### [TASK REQUIREMENTS]
Identify the lines that contain the string "试看将来环球" and copy all of them.

### [Data excerpts]
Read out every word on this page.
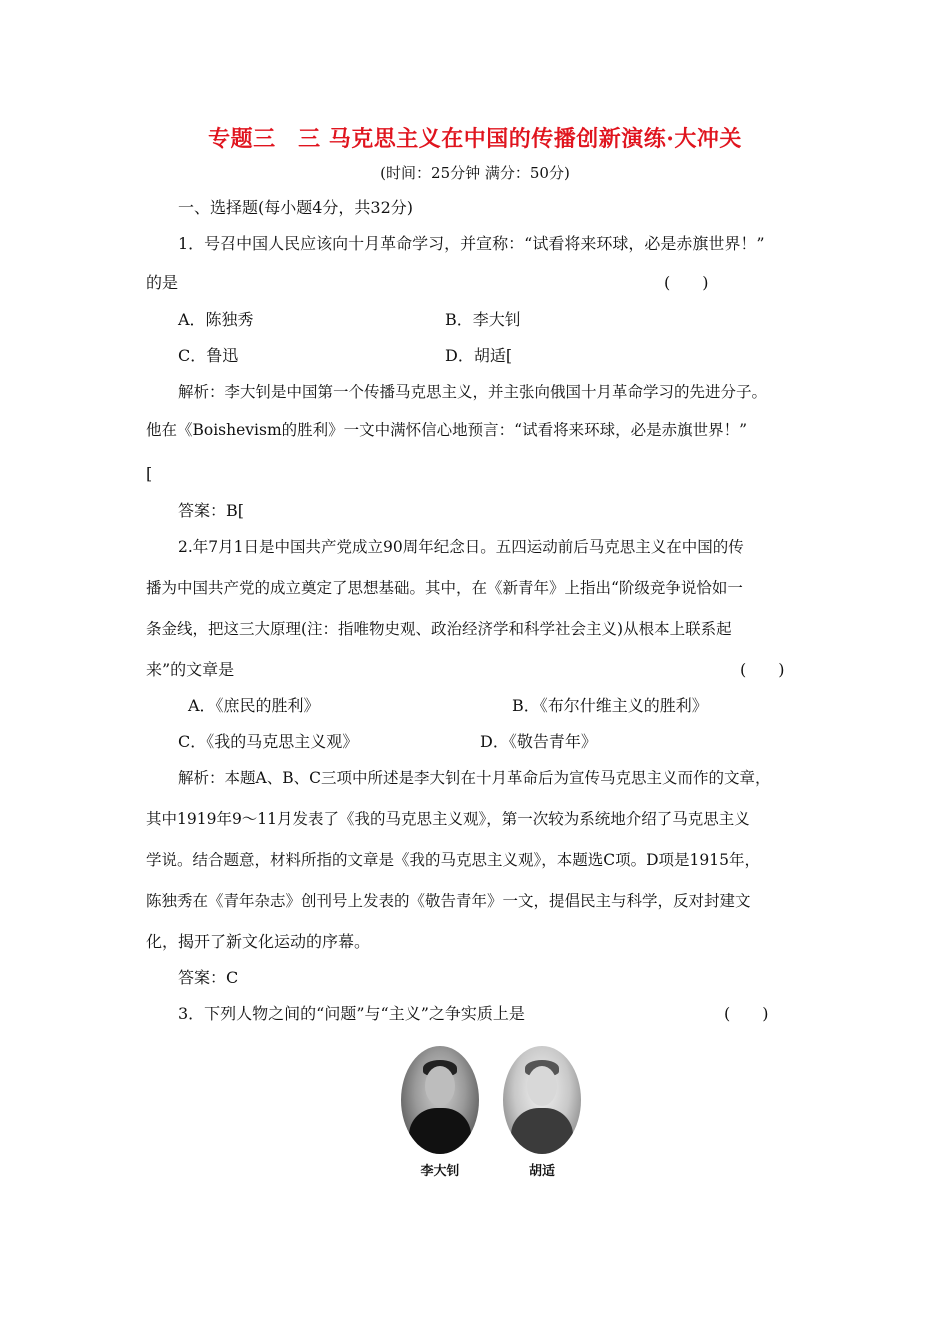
专题三　三 马克思主义在中国的传播创新演练·大冲关
(时间：25分钟 满分：50分)
一、选择题(每小题4分，共32分)
1．号召中国人民应该向十月革命学习，并宣称：“试看将来环球，必是赤旗世界！”
的是	(　　)
A．陈独秀	B．李大钊
C．鲁迅	D．胡适[
解析：李大钊是中国第一个传播马克思主义，并主张向俄国十月革命学习的先进分子。
他在《Boishevism的胜利》一文中满怀信心地预言：“试看将来环球，必是赤旗世界！”
[
答案：B[
2.年7月1日是中国共产党成立90周年纪念日。五四运动前后马克思主义在中国的传
播为中国共产党的成立奠定了思想基础。其中，在《新青年》上指出“阶级竞争说恰如一
条金线，把这三大原理(注：指唯物史观、政治经济学和科学社会主义)从根本上联系起
来”的文章是	(　　)
A．《庶民的胜利》	B．《布尔什维主义的胜利》
C．《我的马克思主义观》	D．《敬告青年》
解析：本题A、B、C三项中所述是李大钊在十月革命后为宣传马克思主义而作的文章，
其中1919年9～11月发表了《我的马克思主义观》，第一次较为系统地介绍了马克思主义
学说。结合题意，材料所指的文章是《我的马克思主义观》，本题选C项。D项是1915年，
陈独秀在《青年杂志》创刊号上发表的《敬告青年》一文，提倡民主与科学，反对封建文
化，揭开了新文化运动的序幕。
答案：C
3．下列人物之间的“问题”与“主义”之争实质上是	(　　)
李大钊	胡适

### [THE RESULT]
1．号召中国人民应该向十月革命学习，并宣称：“试看将来环球，必是赤旗世界！”
他在《Boishevism的胜利》一文中满怀信心地预言：“试看将来环球，必是赤旗世界！”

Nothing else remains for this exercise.